#### Material for this exercise
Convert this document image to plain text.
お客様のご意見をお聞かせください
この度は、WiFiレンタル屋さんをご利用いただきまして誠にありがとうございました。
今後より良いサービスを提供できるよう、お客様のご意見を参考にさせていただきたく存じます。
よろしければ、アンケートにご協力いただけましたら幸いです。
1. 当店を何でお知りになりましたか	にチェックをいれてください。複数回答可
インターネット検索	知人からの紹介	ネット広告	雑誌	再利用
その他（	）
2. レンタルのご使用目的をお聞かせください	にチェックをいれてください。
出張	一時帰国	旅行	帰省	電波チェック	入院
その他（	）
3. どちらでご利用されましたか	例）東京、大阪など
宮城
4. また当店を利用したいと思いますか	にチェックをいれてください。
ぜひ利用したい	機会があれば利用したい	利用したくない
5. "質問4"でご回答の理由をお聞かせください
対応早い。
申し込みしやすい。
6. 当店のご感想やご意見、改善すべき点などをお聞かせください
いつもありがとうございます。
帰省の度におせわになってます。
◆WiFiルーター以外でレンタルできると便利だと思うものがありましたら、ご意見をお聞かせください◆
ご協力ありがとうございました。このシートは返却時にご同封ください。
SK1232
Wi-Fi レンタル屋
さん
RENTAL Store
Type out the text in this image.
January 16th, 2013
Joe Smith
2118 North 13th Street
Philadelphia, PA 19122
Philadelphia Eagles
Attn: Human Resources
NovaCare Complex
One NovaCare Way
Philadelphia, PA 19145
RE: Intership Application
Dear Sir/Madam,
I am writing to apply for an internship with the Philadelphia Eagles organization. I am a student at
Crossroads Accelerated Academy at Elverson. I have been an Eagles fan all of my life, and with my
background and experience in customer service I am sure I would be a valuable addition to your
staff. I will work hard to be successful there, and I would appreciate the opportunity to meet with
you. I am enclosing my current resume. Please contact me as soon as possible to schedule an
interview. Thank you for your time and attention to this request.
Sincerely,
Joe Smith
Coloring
########
**Your objective:** Return the material exactly as it stands.

**Result:**
Convert this document image to plain text.
お客様のご意見をお聞かせください
この度は、WiFiレンタル屋さんをご利用いただきまして誠にありがとうございました。
今後より良いサービスを提供できるよう、お客様のご意見を参考にさせていただきたく存じます。
よろしければ、アンケートにご協力いただけましたら幸いです。
1. 当店を何でお知りになりましたか	にチェックをいれてください。複数回答可
インターネット検索	知人からの紹介	ネット広告	雑誌	再利用
その他（	）
2. レンタルのご使用目的をお聞かせください	にチェックをいれてください。
出張	一時帰国	旅行	帰省	電波チェック	入院
その他（	）
3. どちらでご利用されましたか	例）東京、大阪など
宮城
4. また当店を利用したいと思いますか	にチェックをいれてください。
ぜひ利用したい	機会があれば利用したい	利用したくない
5. "質問4"でご回答の理由をお聞かせください
対応早い。
申し込みしやすい。
6. 当店のご感想やご意見、改善すべき点などをお聞かせください
いつもありがとうございます。
帰省の度におせわになってます。
◆WiFiルーター以外でレンタルできると便利だと思うものがありましたら、ご意見をお聞かせください◆
ご協力ありがとうございました。このシートは返却時にご同封ください。
SK1232
Wi-Fi レンタル屋
さん
RENTAL Store
Type out the text in this image.
January 16th, 2013
Joe Smith
2118 North 13th Street
Philadelphia, PA 19122
Philadelphia Eagles
Attn: Human Resources
NovaCare Complex
One NovaCare Way
Philadelphia, PA 19145
RE: Intership Application
Dear Sir/Madam,
I am writing to apply for an internship with the Philadelphia Eagles organization. I am a student at
Crossroads Accelerated Academy at Elverson. I have been an Eagles fan all of my life, and with my
background and experience in customer service I am sure I would be a valuable addition to your
staff. I will work hard to be successful there, and I would appreciate the opportunity to meet with
you. I am enclosing my current resume. Please contact me as soon as possible to schedule an
interview. Thank you for your time and attention to this request.
Sincerely,
Joe Smith
Coloring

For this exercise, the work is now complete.